● **Görev talimatı**: 15 Temmuz yazısında "Temmuzda açan kardelenler" ifadesinden "o diriliş destanı..." ifadesine kadar her şeyi "kardelenler" yerine "çiçekler" koyarak yeniden yazar mısınız?

● **Belge bölümü**:

________

|

Temmuzda açan kardelenler

Yeni Şafak
01:15 - 30/07/2016 Cumartesi
Güncelleme: 16:21 - 30/07/2016 Cumartesi
Yeni Şafak
Gündem
Gündem
Saygın Bedri Gider


Hepimizin bir 15 Temmuz'u var ve hepimizin 15 Temmuz'unun buluşup bir araya geldiği o diriliş destanı...



Bir arkadaşımdan telefon geliyor, 'Neredesin? Asker Boğaz köprülerini kapamış. Arabada radyoyu açtım, Ankara'da jetler uçuyormuş. Darbe olabilir, irtibatta olalım.' Tamam deyip bulunduğum yerdeki kısık sesli küçük televizyonu açtırıyorum. Haberlerde hala bir darbe iması yok… Saat 22.00'ye varmak üzere... Dışarı çıkıp gökyüzüne bakarken içimden kendimle konuşuyorum: 'Bu bir terör önlemi olsa köprülerdeki tanklar neden Ankara'da uçan jetlerle buluşsun? Eğer darbeyse bu, ne olursa olsun direneceğiz!' Kalktığım tabureye oturup soğuyan çayımı yudumlarken 'son çareleri askeri müdahale yaptırtmaktır, hepimiz her şeye hazır olalım.' diyorum arkadaşlara... Ellerimizdeki cep telefonlarında sosyal medya okumaları, konuşmalar, bizi cesarete sevk eden yurda bağlılık ve yurda zarar vermeye kalkanlara karşı direnme duygusunu görüyorum gözlerde... Ve endişe… Altından kalkar mıyız bu melanetin de...

________

● **Veri alıntısı**:
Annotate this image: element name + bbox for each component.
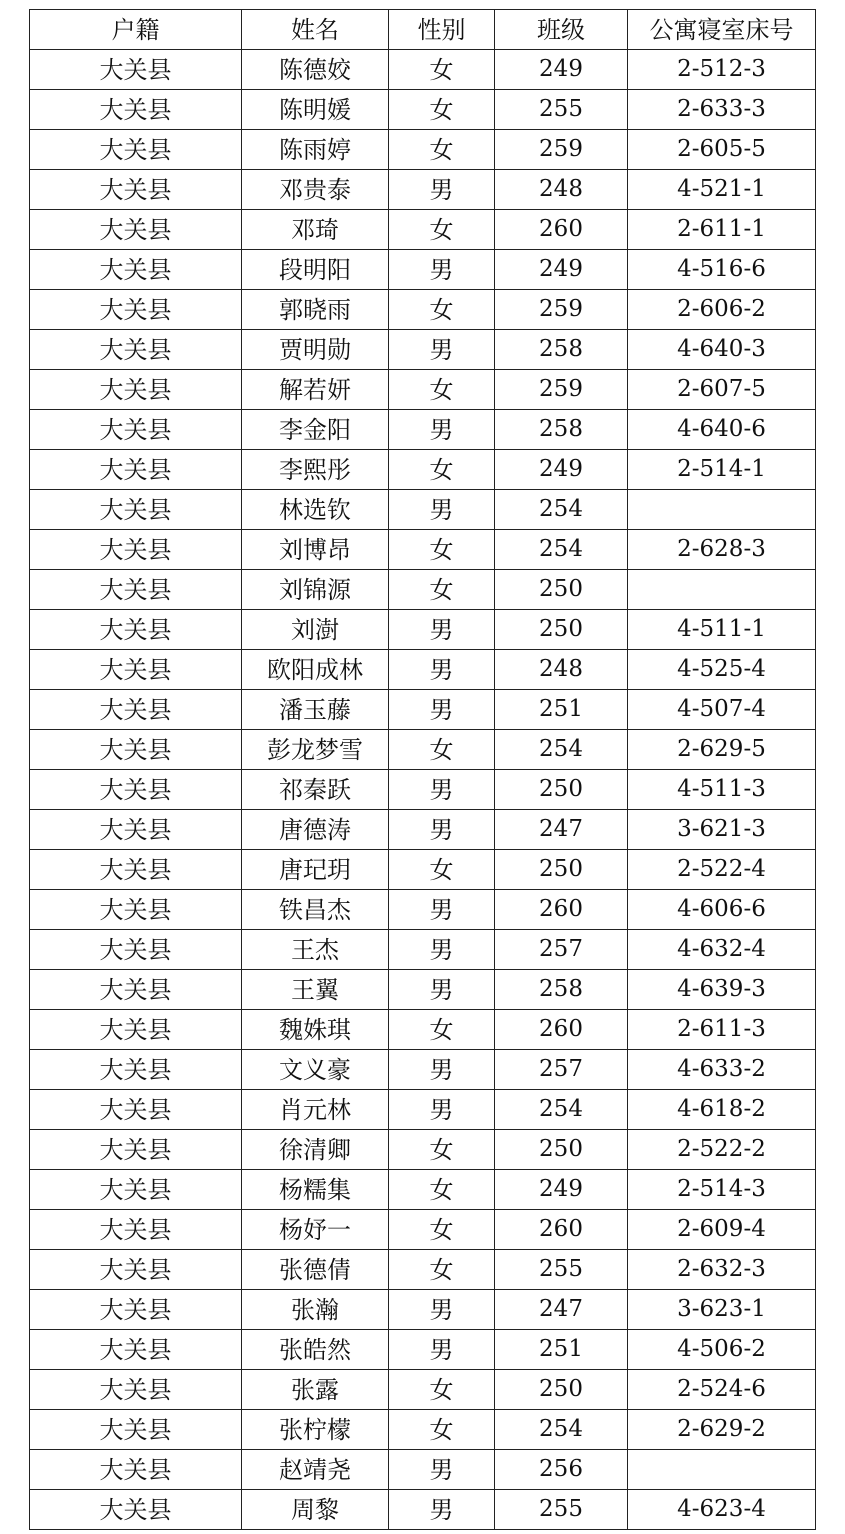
cell-hometown: 大关县: [30, 250, 242, 290]
cell-name: 赵靖尧: [242, 1450, 389, 1490]
cell-dorm-bed: 4-640-3: [628, 330, 816, 370]
cell-name: 唐德涛: [242, 810, 389, 850]
cell-name: 祁秦跃: [242, 770, 389, 810]
cell-name: 解若妍: [242, 370, 389, 410]
table-row: [30, 1330, 816, 1370]
cell-dorm-bed: 2-522-2: [628, 1130, 816, 1170]
cell-name: 刘澍: [242, 610, 389, 650]
cell-name: 刘锦源: [242, 570, 389, 610]
cell-name: 贾明勋: [242, 330, 389, 370]
cell-gender: 男: [389, 890, 495, 930]
cell-class: 248: [495, 170, 628, 210]
cell-hometown: 大关县: [30, 90, 242, 130]
table-row: [30, 290, 816, 330]
cell-name: 文义豪: [242, 1050, 389, 1090]
cell-dorm-bed: 4-632-4: [628, 930, 816, 970]
cell-dorm-bed: 2-611-1: [628, 210, 816, 250]
table-row: [30, 850, 816, 890]
cell-hometown: 大关县: [30, 1250, 242, 1290]
table-row: [30, 330, 816, 370]
cell-dorm-bed: 4-525-4: [628, 650, 816, 690]
cell-dorm-bed: 4-623-4: [628, 1490, 816, 1530]
cell-class: 250: [495, 570, 628, 610]
cell-name: 郭晓雨: [242, 290, 389, 330]
cell-name: 李金阳: [242, 410, 389, 450]
cell-gender: 男: [389, 770, 495, 810]
cell-gender: 女: [389, 1250, 495, 1290]
cell-hometown: 大关县: [30, 690, 242, 730]
cell-hometown: 大关县: [30, 570, 242, 610]
cell-gender: 男: [389, 1290, 495, 1330]
table-row: [30, 1130, 816, 1170]
table-row: [30, 1250, 816, 1290]
cell-gender: 男: [389, 650, 495, 690]
table-row: [30, 1050, 816, 1090]
cell-hometown: 大关县: [30, 930, 242, 970]
cell-dorm-bed: 4-639-3: [628, 970, 816, 1010]
cell-class: 254: [495, 1410, 628, 1450]
cell-gender: 男: [389, 930, 495, 970]
cell-class: 258: [495, 410, 628, 450]
cell-class: 255: [495, 1490, 628, 1530]
table-row: [30, 530, 816, 570]
cell-gender: 男: [389, 1050, 495, 1090]
table-row: [30, 1010, 816, 1050]
cell-name: 肖元林: [242, 1090, 389, 1130]
cell-gender: 女: [389, 450, 495, 490]
cell-class: 254: [495, 1090, 628, 1130]
table-row: [30, 1170, 816, 1210]
cell-name: 刘博昂: [242, 530, 389, 570]
cell-name: 徐清卿: [242, 1130, 389, 1170]
cell-hometown: 大关县: [30, 890, 242, 930]
cell-class: 248: [495, 650, 628, 690]
cell-name: 张露: [242, 1370, 389, 1410]
cell-dorm-bed: 2-605-5: [628, 130, 816, 170]
cell-name: 周黎: [242, 1490, 389, 1530]
cell-gender: 女: [389, 1210, 495, 1250]
cell-hometown: 大关县: [30, 810, 242, 850]
cell-class: 259: [495, 290, 628, 330]
cell-gender: 女: [389, 130, 495, 170]
cell-dorm-bed: 4-511-1: [628, 610, 816, 650]
table-header: [30, 10, 816, 50]
cell-class: 247: [495, 1290, 628, 1330]
cell-dorm-bed: 2-524-6: [628, 1370, 816, 1410]
cell-hometown: 大关县: [30, 1290, 242, 1330]
cell-dorm-bed: 2-514-3: [628, 1170, 816, 1210]
header-gender: 性别: [389, 10, 495, 50]
cell-name: 陈明媛: [242, 90, 389, 130]
cell-gender: 男: [389, 250, 495, 290]
cell-hometown: 大关县: [30, 1090, 242, 1130]
cell-dorm-bed: 2-629-2: [628, 1410, 816, 1450]
cell-dorm-bed: 2-629-5: [628, 730, 816, 770]
cell-class: 251: [495, 690, 628, 730]
cell-gender: 男: [389, 970, 495, 1010]
table-row: [30, 730, 816, 770]
cell-hometown: 大关县: [30, 370, 242, 410]
cell-dorm-bed: 2-512-3: [628, 50, 816, 90]
cell-gender: 女: [389, 90, 495, 130]
cell-hometown: 大关县: [30, 730, 242, 770]
cell-hometown: 大关县: [30, 290, 242, 330]
table-row: [30, 370, 816, 410]
cell-dorm-bed: 4-618-2: [628, 1090, 816, 1130]
cell-dorm-bed: 2-522-4: [628, 850, 816, 890]
cell-gender: 女: [389, 850, 495, 890]
cell-hometown: 大关县: [30, 610, 242, 650]
cell-dorm-bed: 4-506-2: [628, 1330, 816, 1370]
cell-dorm-bed: 3-623-1: [628, 1290, 816, 1330]
cell-dorm-bed: 4-633-2: [628, 1050, 816, 1090]
cell-hometown: 大关县: [30, 770, 242, 810]
cell-class: 255: [495, 1250, 628, 1290]
cell-gender: 女: [389, 290, 495, 330]
table-row: [30, 90, 816, 130]
cell-class: 250: [495, 1370, 628, 1410]
cell-class: 259: [495, 130, 628, 170]
cell-dorm-bed: 2-609-4: [628, 1210, 816, 1250]
header-name: 姓名: [242, 10, 389, 50]
cell-gender: 男: [389, 690, 495, 730]
cell-dorm-bed: 2-628-3: [628, 530, 816, 570]
cell-dorm-bed: 2-632-3: [628, 1250, 816, 1290]
table-row: [30, 1410, 816, 1450]
header-hometown: 户籍: [30, 10, 242, 50]
table-row: [30, 1370, 816, 1410]
cell-class: 258: [495, 970, 628, 1010]
cell-class: 260: [495, 890, 628, 930]
cell-class: 258: [495, 330, 628, 370]
cell-hometown: 大关县: [30, 1370, 242, 1410]
cell-hometown: 大关县: [30, 130, 242, 170]
cell-hometown: 大关县: [30, 1050, 242, 1090]
table-row: [30, 1210, 816, 1250]
cell-name: 彭龙梦雪: [242, 730, 389, 770]
cell-dorm-bed: 4-507-4: [628, 690, 816, 730]
cell-hometown: 大关县: [30, 850, 242, 890]
table-row: [30, 690, 816, 730]
cell-hometown: 大关县: [30, 410, 242, 450]
table-row: [30, 250, 816, 290]
cell-dorm-bed: [628, 1450, 816, 1490]
table-row: [30, 1290, 816, 1330]
cell-class: 254: [495, 730, 628, 770]
cell-hometown: 大关县: [30, 1450, 242, 1490]
cell-gender: 女: [389, 1010, 495, 1050]
cell-name: 铁昌杰: [242, 890, 389, 930]
cell-class: 249: [495, 250, 628, 290]
cell-gender: 女: [389, 570, 495, 610]
cell-hometown: 大关县: [30, 210, 242, 250]
table-row: [30, 1090, 816, 1130]
table-row: [30, 930, 816, 970]
cell-hometown: 大关县: [30, 330, 242, 370]
cell-name: 陈雨婷: [242, 130, 389, 170]
cell-name: 邓贵泰: [242, 170, 389, 210]
cell-hometown: 大关县: [30, 650, 242, 690]
header-dorm-bed: 公寓寝室床号: [628, 10, 816, 50]
table-row: [30, 970, 816, 1010]
cell-gender: 男: [389, 490, 495, 530]
cell-hometown: 大关县: [30, 490, 242, 530]
cell-class: 249: [495, 450, 628, 490]
cell-dorm-bed: 4-640-6: [628, 410, 816, 450]
cell-dorm-bed: [628, 490, 816, 530]
cell-hometown: 大关县: [30, 1210, 242, 1250]
table-row: [30, 1450, 816, 1490]
cell-dorm-bed: 4-511-3: [628, 770, 816, 810]
cell-dorm-bed: 2-607-5: [628, 370, 816, 410]
cell-dorm-bed: 2-633-3: [628, 90, 816, 130]
cell-class: 257: [495, 930, 628, 970]
cell-name: 张瀚: [242, 1290, 389, 1330]
cell-class: 249: [495, 50, 628, 90]
cell-class: 260: [495, 210, 628, 250]
cell-name: 邓琦: [242, 210, 389, 250]
cell-dorm-bed: 2-611-3: [628, 1010, 816, 1050]
table-row: [30, 50, 816, 90]
cell-hometown: 大关县: [30, 1330, 242, 1370]
cell-class: 260: [495, 1210, 628, 1250]
table-row: [30, 610, 816, 650]
cell-name: 林选钦: [242, 490, 389, 530]
table-row: [30, 650, 816, 690]
cell-hometown: 大关县: [30, 1130, 242, 1170]
table-row: [30, 890, 816, 930]
cell-class: 251: [495, 1330, 628, 1370]
cell-class: 255: [495, 90, 628, 130]
cell-class: 249: [495, 1170, 628, 1210]
table-row: [30, 570, 816, 610]
cell-gender: 男: [389, 610, 495, 650]
cell-gender: 女: [389, 730, 495, 770]
table-row: [30, 490, 816, 530]
table-row: [30, 770, 816, 810]
cell-name: 张柠檬: [242, 1410, 389, 1450]
table-row: [30, 450, 816, 490]
cell-hometown: 大关县: [30, 1490, 242, 1530]
cell-name: 魏姝琪: [242, 1010, 389, 1050]
cell-dorm-bed: 4-521-1: [628, 170, 816, 210]
cell-gender: 女: [389, 1410, 495, 1450]
cell-gender: 女: [389, 530, 495, 570]
cell-class: 256: [495, 1450, 628, 1490]
cell-dorm-bed: 2-606-2: [628, 290, 816, 330]
cell-gender: 女: [389, 1170, 495, 1210]
cell-gender: 男: [389, 330, 495, 370]
cell-hometown: 大关县: [30, 1410, 242, 1450]
cell-gender: 男: [389, 1490, 495, 1530]
table-row: [30, 210, 816, 250]
table-body: [30, 50, 816, 1530]
cell-class: 254: [495, 530, 628, 570]
cell-name: 李熙彤: [242, 450, 389, 490]
cell-class: 259: [495, 370, 628, 410]
table-row: [30, 170, 816, 210]
cell-name: 唐玘玥: [242, 850, 389, 890]
cell-hometown: 大关县: [30, 970, 242, 1010]
cell-dorm-bed: 2-514-1: [628, 450, 816, 490]
table-row: [30, 130, 816, 170]
cell-class: 257: [495, 1050, 628, 1090]
student-roster-table: [29, 9, 816, 1530]
cell-hometown: 大关县: [30, 530, 242, 570]
cell-name: 杨妤一: [242, 1210, 389, 1250]
cell-name: 王翼: [242, 970, 389, 1010]
cell-name: 张皓然: [242, 1330, 389, 1370]
cell-name: 杨糯集: [242, 1170, 389, 1210]
cell-gender: 男: [389, 1450, 495, 1490]
header-row: [30, 10, 816, 50]
cell-name: 段明阳: [242, 250, 389, 290]
cell-dorm-bed: [628, 570, 816, 610]
cell-gender: 男: [389, 410, 495, 450]
cell-gender: 男: [389, 1330, 495, 1370]
cell-dorm-bed: 4-516-6: [628, 250, 816, 290]
cell-name: 欧阳成林: [242, 650, 389, 690]
header-class: 班级: [495, 10, 628, 50]
cell-class: 250: [495, 1130, 628, 1170]
cell-gender: 男: [389, 1090, 495, 1130]
cell-name: 张德倩: [242, 1250, 389, 1290]
cell-name: 潘玉藤: [242, 690, 389, 730]
cell-hometown: 大关县: [30, 170, 242, 210]
table-row: [30, 1490, 816, 1530]
cell-class: 250: [495, 610, 628, 650]
cell-gender: 女: [389, 370, 495, 410]
table-row: [30, 810, 816, 850]
cell-class: 254: [495, 490, 628, 530]
cell-class: 260: [495, 1010, 628, 1050]
cell-name: 王杰: [242, 930, 389, 970]
cell-class: 250: [495, 850, 628, 890]
cell-gender: 女: [389, 50, 495, 90]
cell-gender: 女: [389, 210, 495, 250]
cell-gender: 男: [389, 810, 495, 850]
cell-hometown: 大关县: [30, 1010, 242, 1050]
cell-gender: 男: [389, 170, 495, 210]
cell-class: 250: [495, 770, 628, 810]
cell-gender: 女: [389, 1130, 495, 1170]
cell-class: 247: [495, 810, 628, 850]
cell-hometown: 大关县: [30, 450, 242, 490]
cell-name: 陈德姣: [242, 50, 389, 90]
cell-dorm-bed: 4-606-6: [628, 890, 816, 930]
cell-dorm-bed: 3-621-3: [628, 810, 816, 850]
cell-gender: 女: [389, 1370, 495, 1410]
cell-hometown: 大关县: [30, 1170, 242, 1210]
table-row: [30, 410, 816, 450]
cell-hometown: 大关县: [30, 50, 242, 90]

________

● **Yanıt**:
Temmuzda açan çiçekler

Yeni Şafak
01:15 - 30/07/2016 Cumartesi
Güncelleme: 16:21 - 30/07/2016 Cumartesi
Yeni Şafak
Gündem
Gündem
Saygın Bedri Gider


Hepimizin bir 15 Temmuz'u var ve hepimizin 15 Temmuz'unun buluşup bir araya geldiği o diriliş destanı...